▼
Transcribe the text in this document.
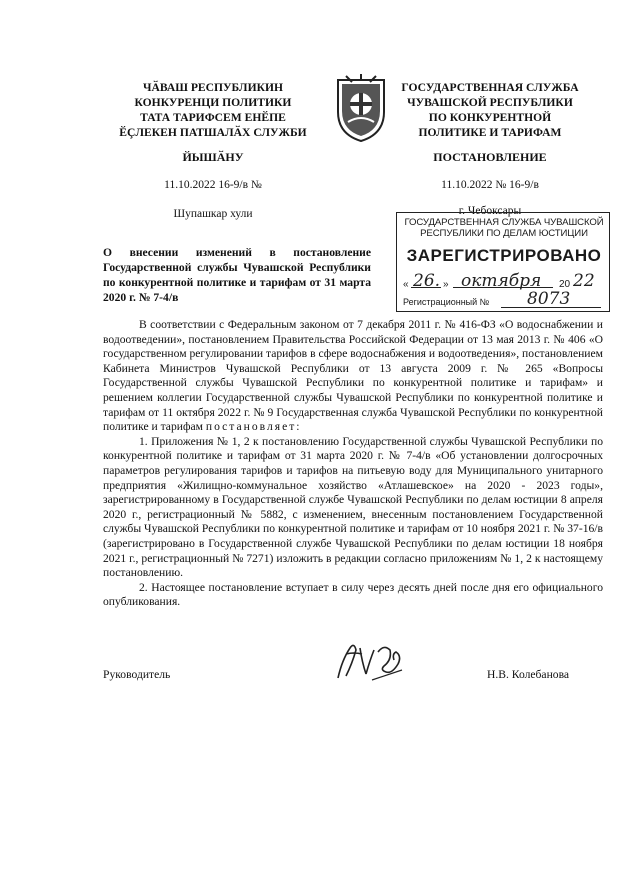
ЧӐВАШ РЕСПУБЛИКИН
КОНКУРЕНЦИ ПОЛИТИКИ
ТАТА ТАРИФСЕМ ЕНӖПЕ
ӖҪЛЕКЕН ПАТШАЛӐХ СЛУЖБИ
ГОСУДАРСТВЕННАЯ СЛУЖБА
ЧУВАШСКОЙ РЕСПУБЛИКИ
ПО КОНКУРЕНТНОЙ
ПОЛИТИКЕ И ТАРИФАМ
ЙЫШӐНУ	ПОСТАНОВЛЕНИЕ
11.10.2022 16-9/в №	11.10.2022 № 16-9/в
Шупашкар хули	г. Чебоксары
ГОСУДАРСТВЕННАЯ СЛУЖБА ЧУВАШСКОЙ
РЕСПУБЛИКИ ПО ДЕЛАМ ЮСТИЦИИ
ЗАРЕГИСТРИРОВАНО
« 26. » октября 20 22
Регистрационный № 8073
О внесении изменений в постановление Государственной службы Чувашской Республики по конкурентной политике и тарифам от 31 марта 2020 г. № 7-4/в

В соответствии с Федеральным законом от 7 декабря 2011 г. № 416-ФЗ «О водоснабжении и водоотведении», постановлением Правительства Российской Федерации от 13 мая 2013 г. № 406 «О государственном регулировании тарифов в сфере водоснабжения и водоотведения», постановлением Кабинета Министров Чувашской Республики от 13 августа 2009 г. № 265 «Вопросы Государственной службы Чувашской Республики по конкурентной политике и тарифам» и решением коллегии Государственной службы Чувашской Республики по конкурентной политике и тарифам от 11 октября 2022 г. № 9 Государственная служба Чувашской Республики по конкурентной политике и тарифам постановляет:

1. Приложения № 1, 2 к постановлению Государственной службы Чувашской Республики по конкурентной политике и тарифам от 31 марта 2020 г. № 7-4/в «Об установлении долгосрочных параметров регулирования тарифов и тарифов на питьевую воду для Муниципального унитарного предприятия «Жилищно-коммунальное хозяйство «Атлашевское» на 2020 - 2023 годы», зарегистрированному в Государственной службе Чувашской Республики по делам юстиции 8 апреля 2020 г., регистрационный № 5882, с изменением, внесенным постановлением Государственной службы Чувашской Республики по конкурентной политике и тарифам от 10 ноября 2021 г. № 37-16/в (зарегистрировано в Государственной службе Чувашской Республики по делам юстиции 18 ноября 2021 г., регистрационный № 7271) изложить в редакции согласно приложениям № 1, 2 к настоящему постановлению.

2. Настоящее постановление вступает в силу через десять дней после дня его официального опубликования.

Руководитель	Н.В. Колебанова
▲
● **Short exercise**
Copy out the records above in full, exactly as written, but not the pictures.

● **Full output**
Transcribe the text in this document.
ЧӐВАШ РЕСПУБЛИКИН
КОНКУРЕНЦИ ПОЛИТИКИ
ТАТА ТАРИФСЕМ ЕНӖПЕ
ӖҪЛЕКЕН ПАТШАЛӐХ СЛУЖБИ
ГОСУДАРСТВЕННАЯ СЛУЖБА
ЧУВАШСКОЙ РЕСПУБЛИКИ
ПО КОНКУРЕНТНОЙ
ПОЛИТИКЕ И ТАРИФАМ
ЙЫШӐНУ	ПОСТАНОВЛЕНИЕ
11.10.2022 16-9/в №	11.10.2022 № 16-9/в
Шупашкар хули	г. Чебоксары
ГОСУДАРСТВЕННАЯ СЛУЖБА ЧУВАШСКОЙ
РЕСПУБЛИКИ ПО ДЕЛАМ ЮСТИЦИИ
ЗАРЕГИСТРИРОВАНО
« 26. » октября 20 22
Регистрационный № 8073
О внесении изменений в постановление Государственной службы Чувашской Республики по конкурентной политике и тарифам от 31 марта 2020 г. № 7-4/в

В соответствии с Федеральным законом от 7 декабря 2011 г. № 416-ФЗ «О водоснабжении и водоотведении», постановлением Правительства Российской Федерации от 13 мая 2013 г. № 406 «О государственном регулировании тарифов в сфере водоснабжения и водоотведения», постановлением Кабинета Министров Чувашской Республики от 13 августа 2009 г. № 265 «Вопросы Государственной службы Чувашской Республики по конкурентной политике и тарифам» и решением коллегии Государственной службы Чувашской Республики по конкурентной политике и тарифам от 11 октября 2022 г. № 9 Государственная служба Чувашской Республики по конкурентной политике и тарифам постановляет:

1. Приложения № 1, 2 к постановлению Государственной службы Чувашской Республики по конкурентной политике и тарифам от 31 марта 2020 г. № 7-4/в «Об установлении долгосрочных параметров регулирования тарифов и тарифов на питьевую воду для Муниципального унитарного предприятия «Жилищно-коммунальное хозяйство «Атлашевское» на 2020 - 2023 годы», зарегистрированному в Государственной службе Чувашской Республики по делам юстиции 8 апреля 2020 г., регистрационный № 5882, с изменением, внесенным постановлением Государственной службы Чувашской Республики по конкурентной политике и тарифам от 10 ноября 2021 г. № 37-16/в (зарегистрировано в Государственной службе Чувашской Республики по делам юстиции 18 ноября 2021 г., регистрационный № 7271) изложить в редакции согласно приложениям № 1, 2 к настоящему постановлению.

2. Настоящее постановление вступает в силу через десять дней после дня его официального опубликования.

Руководитель	Н.В. Колебанова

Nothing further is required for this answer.